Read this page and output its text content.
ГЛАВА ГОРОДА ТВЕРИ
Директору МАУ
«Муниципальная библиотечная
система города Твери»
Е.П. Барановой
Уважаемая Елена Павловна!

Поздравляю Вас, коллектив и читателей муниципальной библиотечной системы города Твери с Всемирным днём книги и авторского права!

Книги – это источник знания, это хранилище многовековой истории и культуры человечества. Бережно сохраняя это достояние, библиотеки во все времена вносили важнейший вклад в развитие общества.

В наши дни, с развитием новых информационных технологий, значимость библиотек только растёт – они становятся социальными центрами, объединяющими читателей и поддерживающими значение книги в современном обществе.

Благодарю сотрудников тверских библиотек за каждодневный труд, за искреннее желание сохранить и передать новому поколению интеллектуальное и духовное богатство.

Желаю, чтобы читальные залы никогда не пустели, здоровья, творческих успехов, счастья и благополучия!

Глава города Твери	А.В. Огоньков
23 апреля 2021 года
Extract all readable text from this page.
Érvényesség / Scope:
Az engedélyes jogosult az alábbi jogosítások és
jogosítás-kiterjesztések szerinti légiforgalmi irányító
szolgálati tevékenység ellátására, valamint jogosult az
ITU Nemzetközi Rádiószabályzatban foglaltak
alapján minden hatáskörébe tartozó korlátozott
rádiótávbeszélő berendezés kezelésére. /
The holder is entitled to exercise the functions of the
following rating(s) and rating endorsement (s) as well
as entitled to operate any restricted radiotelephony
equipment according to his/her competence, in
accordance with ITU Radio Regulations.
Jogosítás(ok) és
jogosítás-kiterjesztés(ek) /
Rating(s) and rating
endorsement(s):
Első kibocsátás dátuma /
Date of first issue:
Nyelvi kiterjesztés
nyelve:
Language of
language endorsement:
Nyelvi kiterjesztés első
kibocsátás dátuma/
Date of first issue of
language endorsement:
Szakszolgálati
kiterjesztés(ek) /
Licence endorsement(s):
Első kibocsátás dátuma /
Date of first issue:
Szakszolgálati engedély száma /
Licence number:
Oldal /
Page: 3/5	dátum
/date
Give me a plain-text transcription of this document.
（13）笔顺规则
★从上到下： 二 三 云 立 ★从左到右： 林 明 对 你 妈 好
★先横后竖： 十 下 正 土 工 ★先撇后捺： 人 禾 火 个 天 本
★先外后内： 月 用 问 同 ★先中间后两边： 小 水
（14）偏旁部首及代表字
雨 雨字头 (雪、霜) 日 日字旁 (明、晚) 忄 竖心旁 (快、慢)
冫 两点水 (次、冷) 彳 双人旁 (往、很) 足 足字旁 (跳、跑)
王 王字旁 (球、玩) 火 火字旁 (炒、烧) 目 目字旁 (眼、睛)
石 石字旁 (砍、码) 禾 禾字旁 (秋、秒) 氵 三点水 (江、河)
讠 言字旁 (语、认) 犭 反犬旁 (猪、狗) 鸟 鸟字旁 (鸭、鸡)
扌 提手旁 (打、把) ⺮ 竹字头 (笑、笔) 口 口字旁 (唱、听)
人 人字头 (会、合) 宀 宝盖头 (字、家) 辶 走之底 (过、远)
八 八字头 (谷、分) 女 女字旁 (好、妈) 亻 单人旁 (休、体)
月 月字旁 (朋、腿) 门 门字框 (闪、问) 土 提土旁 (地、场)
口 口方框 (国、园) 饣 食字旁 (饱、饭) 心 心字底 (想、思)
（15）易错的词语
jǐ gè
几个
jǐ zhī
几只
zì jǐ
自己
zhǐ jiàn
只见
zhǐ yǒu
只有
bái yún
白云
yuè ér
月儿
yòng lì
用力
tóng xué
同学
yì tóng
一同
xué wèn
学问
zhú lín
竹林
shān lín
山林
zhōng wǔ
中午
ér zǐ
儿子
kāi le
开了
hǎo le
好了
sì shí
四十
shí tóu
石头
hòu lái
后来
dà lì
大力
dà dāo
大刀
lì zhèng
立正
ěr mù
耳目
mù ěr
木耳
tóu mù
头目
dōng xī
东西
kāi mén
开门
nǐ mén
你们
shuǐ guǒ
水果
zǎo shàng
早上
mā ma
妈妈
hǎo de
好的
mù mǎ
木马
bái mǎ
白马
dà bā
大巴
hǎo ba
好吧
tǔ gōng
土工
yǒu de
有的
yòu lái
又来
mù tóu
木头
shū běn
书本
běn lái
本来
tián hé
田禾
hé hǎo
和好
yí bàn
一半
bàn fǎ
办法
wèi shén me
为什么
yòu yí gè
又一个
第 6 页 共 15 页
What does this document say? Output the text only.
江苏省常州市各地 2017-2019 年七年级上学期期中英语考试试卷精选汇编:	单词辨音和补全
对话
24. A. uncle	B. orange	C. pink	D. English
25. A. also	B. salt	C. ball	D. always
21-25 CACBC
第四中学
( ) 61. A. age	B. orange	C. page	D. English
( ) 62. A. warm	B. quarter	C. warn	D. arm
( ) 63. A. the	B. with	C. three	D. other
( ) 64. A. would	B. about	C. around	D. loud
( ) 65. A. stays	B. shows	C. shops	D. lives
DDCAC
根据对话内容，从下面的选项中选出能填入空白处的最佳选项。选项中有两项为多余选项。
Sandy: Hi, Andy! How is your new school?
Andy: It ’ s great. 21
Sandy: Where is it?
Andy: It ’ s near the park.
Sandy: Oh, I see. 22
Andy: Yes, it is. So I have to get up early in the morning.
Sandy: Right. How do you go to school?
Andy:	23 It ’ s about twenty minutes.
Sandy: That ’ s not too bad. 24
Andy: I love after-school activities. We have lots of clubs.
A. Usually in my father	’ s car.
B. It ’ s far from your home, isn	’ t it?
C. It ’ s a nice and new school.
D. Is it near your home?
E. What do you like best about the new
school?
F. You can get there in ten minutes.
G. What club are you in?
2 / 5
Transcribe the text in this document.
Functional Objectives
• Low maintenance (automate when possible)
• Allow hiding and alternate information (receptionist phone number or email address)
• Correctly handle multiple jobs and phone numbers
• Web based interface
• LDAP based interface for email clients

___

Exactly reproduce every record.

Read this page and output its text content.
ГЛАВА ГОРОДА ТВЕРИ
Директору МАУ
«Муниципальная библиотечная
система города Твери»
Е.П. Барановой
Уважаемая Елена Павловна!

Поздравляю Вас, коллектив и читателей муниципальной библиотечной системы города Твери с Всемирным днём книги и авторского права!

Книги – это источник знания, это хранилище многовековой истории и культуры человечества. Бережно сохраняя это достояние, библиотеки во все времена вносили важнейший вклад в развитие общества.

В наши дни, с развитием новых информационных технологий, значимость библиотек только растёт – они становятся социальными центрами, объединяющими читателей и поддерживающими значение книги в современном обществе.

Благодарю сотрудников тверских библиотек за каждодневный труд, за искреннее желание сохранить и передать новому поколению интеллектуальное и духовное богатство.

Желаю, чтобы читальные залы никогда не пустели, здоровья, творческих успехов, счастья и благополучия!

Глава города Твери	А.В. Огоньков
23 апреля 2021 года
Extract all readable text from this page.
Érvényesség / Scope:
Az engedélyes jogosult az alábbi jogosítások és
jogosítás-kiterjesztések szerinti légiforgalmi irányító
szolgálati tevékenység ellátására, valamint jogosult az
ITU Nemzetközi Rádiószabályzatban foglaltak
alapján minden hatáskörébe tartozó korlátozott
rádiótávbeszélő berendezés kezelésére. /
The holder is entitled to exercise the functions of the
following rating(s) and rating endorsement (s) as well
as entitled to operate any restricted radiotelephony
equipment according to his/her competence, in
accordance with ITU Radio Regulations.
Jogosítás(ok) és
jogosítás-kiterjesztés(ek) /
Rating(s) and rating
endorsement(s):
Első kibocsátás dátuma /
Date of first issue:
Nyelvi kiterjesztés
nyelve:
Language of
language endorsement:
Nyelvi kiterjesztés első
kibocsátás dátuma/
Date of first issue of
language endorsement:
Szakszolgálati
kiterjesztés(ek) /
Licence endorsement(s):
Első kibocsátás dátuma /
Date of first issue:
Szakszolgálati engedély száma /
Licence number:
Oldal /
Page: 3/5	dátum
/date
Give me a plain-text transcription of this document.
（13）笔顺规则
★从上到下： 二 三 云 立 ★从左到右： 林 明 对 你 妈 好
★先横后竖： 十 下 正 土 工 ★先撇后捺： 人 禾 火 个 天 本
★先外后内： 月 用 问 同 ★先中间后两边： 小 水
（14）偏旁部首及代表字
雨 雨字头 (雪、霜) 日 日字旁 (明、晚) 忄 竖心旁 (快、慢)
冫 两点水 (次、冷) 彳 双人旁 (往、很) 足 足字旁 (跳、跑)
王 王字旁 (球、玩) 火 火字旁 (炒、烧) 目 目字旁 (眼、睛)
石 石字旁 (砍、码) 禾 禾字旁 (秋、秒) 氵 三点水 (江、河)
讠 言字旁 (语、认) 犭 反犬旁 (猪、狗) 鸟 鸟字旁 (鸭、鸡)
扌 提手旁 (打、把) ⺮ 竹字头 (笑、笔) 口 口字旁 (唱、听)
人 人字头 (会、合) 宀 宝盖头 (字、家) 辶 走之底 (过、远)
八 八字头 (谷、分) 女 女字旁 (好、妈) 亻 单人旁 (休、体)
月 月字旁 (朋、腿) 门 门字框 (闪、问) 土 提土旁 (地、场)
口 口方框 (国、园) 饣 食字旁 (饱、饭) 心 心字底 (想、思)
（15）易错的词语
jǐ gè
几个
jǐ zhī
几只
zì jǐ
自己
zhǐ jiàn
只见
zhǐ yǒu
只有
bái yún
白云
yuè ér
月儿
yòng lì
用力
tóng xué
同学
yì tóng
一同
xué wèn
学问
zhú lín
竹林
shān lín
山林
zhōng wǔ
中午
ér zǐ
儿子
kāi le
开了
hǎo le
好了
sì shí
四十
shí tóu
石头
hòu lái
后来
dà lì
大力
dà dāo
大刀
lì zhèng
立正
ěr mù
耳目
mù ěr
木耳
tóu mù
头目
dōng xī
东西
kāi mén
开门
nǐ mén
你们
shuǐ guǒ
水果
zǎo shàng
早上
mā ma
妈妈
hǎo de
好的
mù mǎ
木马
bái mǎ
白马
dà bā
大巴
hǎo ba
好吧
tǔ gōng
土工
yǒu de
有的
yòu lái
又来
mù tóu
木头
shū běn
书本
běn lái
本来
tián hé
田禾
hé hǎo
和好
yí bàn
一半
bàn fǎ
办法
wèi shén me
为什么
yòu yí gè
又一个
第 6 页 共 15 页
What does this document say? Output the text only.
江苏省常州市各地 2017-2019 年七年级上学期期中英语考试试卷精选汇编:	单词辨音和补全
对话
24. A. uncle	B. orange	C. pink	D. English
25. A. also	B. salt	C. ball	D. always
21-25 CACBC
第四中学
( ) 61. A. age	B. orange	C. page	D. English
( ) 62. A. warm	B. quarter	C. warn	D. arm
( ) 63. A. the	B. with	C. three	D. other
( ) 64. A. would	B. about	C. around	D. loud
( ) 65. A. stays	B. shows	C. shops	D. lives
DDCAC
根据对话内容，从下面的选项中选出能填入空白处的最佳选项。选项中有两项为多余选项。
Sandy: Hi, Andy! How is your new school?
Andy: It ’ s great. 21
Sandy: Where is it?
Andy: It ’ s near the park.
Sandy: Oh, I see. 22
Andy: Yes, it is. So I have to get up early in the morning.
Sandy: Right. How do you go to school?
Andy:	23 It ’ s about twenty minutes.
Sandy: That ’ s not too bad. 24
Andy: I love after-school activities. We have lots of clubs.
A. Usually in my father	’ s car.
B. It ’ s far from your home, isn	’ t it?
C. It ’ s a nice and new school.
D. Is it near your home?
E. What do you like best about the new
school?
F. You can get there in ten minutes.
G. What club are you in?
2 / 5
Transcribe the text in this document.
Functional Objectives
• Low maintenance (automate when possible)
• Allow hiding and alternate information (receptionist phone number or email address)
• Correctly handle multiple jobs and phone numbers
• Web based interface
• LDAP based interface for email clients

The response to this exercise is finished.